Stein v. 1-800-Flowers.com, Inc.

Decision Date07 March 2019
Docket Number16-CV-6252-RRM-SJB
PartiesSHIVA STEIN, Plaintiff, v. 1-800-FLOWERS.COM, INC., Defendant.
CourtU.S. District Court — Eastern District of New York
MEMORANDUM AND ORDER

BULSARA, United States Magistrate Judge:

On November 10, 2016, Plaintiff Shiva Stein ("Stein") brought this action seeking to enjoin a proxy vote on certain proposals in connection with Defendant 1-800-Flowers.com, Inc.'s ("Flowers") annual shareholder meeting. (Complaint ("Compl.") dated Nov. 10, 2016, Dkt. No. 1). On December 1, 2016, the Honorable Roslynn R. Mauskopf denied Stein's motion for a preliminary injunction. (Minute Entry dated Dec. 1, 2016). On February 24, 2017, Stein informed the Court that she intended to voluntarily dismiss the action and file a motion for attorney's fees and expenses "based on the common benefit doctrine." (Letter dated Feb. 24, 2017 ("February Letter"), Dkt. No. 23). Stein filed that motion on March 22, 2018. (Mot. for Attorney Fees ("Mot."), dated Mar. 22, 2018, Dkt. No. 27). For the reasons stated below, the motion for attorney's fees is denied without prejudice to renewal.

FACTUAL BACKGROUND AND PROCEDURAL HISTORY

Stein filed this direct stockholder action on November 10, 2016, alleging that Flowers had violated Section 14(a) of the Securities Exchange Act, 15 U.S.C. § 78n(a), and Securities and Exchange Commission ("SEC") Rule 14a-9, 17 C.F.R. § 240.14a-9, which prohibits false or misleading statements or omissions in proxy materials. (Compl. ¶¶ 1, 11, 19). Stein's claims involved two proposals for shareholder approval set forth in the proxy statement; one of these proposals sought to amend Flowers's certificate of incorporation. (Id. ¶¶ 3, 13). Judge Mauskopf denied Stein's motion for a preliminary injunction to enjoin the proxy vote and issued a Memorandum & Order that stated the reasons for her ruling, including that Stein had failed to demonstrate irreparable harm. (Mem. & Order dated Dec. 2, 2016, Dkt. No. 19, at 1).

After Judge Mauskopf's ruling, Stein told Flowers she intended to amend her complaint; Flowers contemplated filing a motion to dismiss. (See Letter and Stipulation dated Jan. 26, 2017; Dkt. No. 22). On February 24, 2017, however, Stein informed Judge Mauskopf that she intended to voluntarily dismiss the action pursuant to Federal Rule of Civil Procedure 41(a)(1)(A)(i) because Flowers had taken measures that, according to Stein, mooted her claims. (February Letter at 1). The measures included the filing of a corrected version of Flowers's certificate of incorporation in its quarterly report (Form 10-Q). (Id. at 3). Stein claimed that the filing of the correct certificate not only resolved her claims—which were based on the inaccurate certificate Flowers had previously filed with the SEC—but also conferred a common benefit on Flowers and its stockholders, a benefit Stein had helped bring about by discovering the correct certificate. (Id. at 2-3). Stein argued that by conferring this common benefit, she was entitled to attorney's fees. (Id. at 3). Flowers filed a response, arguing that the Court should not award Stein any attorney's fees. (Letter in Response dated Feb. 27, 2017, Dkt. No. 24).

Raw data:
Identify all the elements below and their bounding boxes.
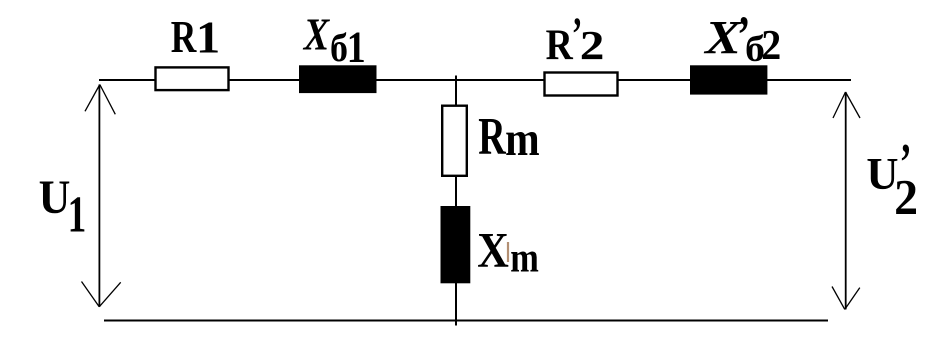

Given instruction 1: According to the memorandum, under which Federal Rule of Civil Procedure did Stein intend to voluntarily dismiss the action?
Given instruction 2:
Decide whether each statement agrees with the memorandum. Answer yes or no for each, and quote the words of the memorandum that decide it.
(a) Stein filed her motion for attorney's fees on March 22, 2018.
(b) One of the two proposals in the proxy statement sought to amend Flowers's bylaws.
(c) Flowers filed the corrected certificate of incorporation in its annual report.

Written reply 1: Rule 41(a)(1)(A)(i)

Written reply 2:
(a) Yes: "Stein filed that motion on March 22, 2018."
(b) No: "one of these proposals sought to amend Flowers's certificate of incorporation"
(c) No: "The measures included the filing of a corrected version of Flowers's certificate of incorporation in its quarterly report (Form 10-Q)."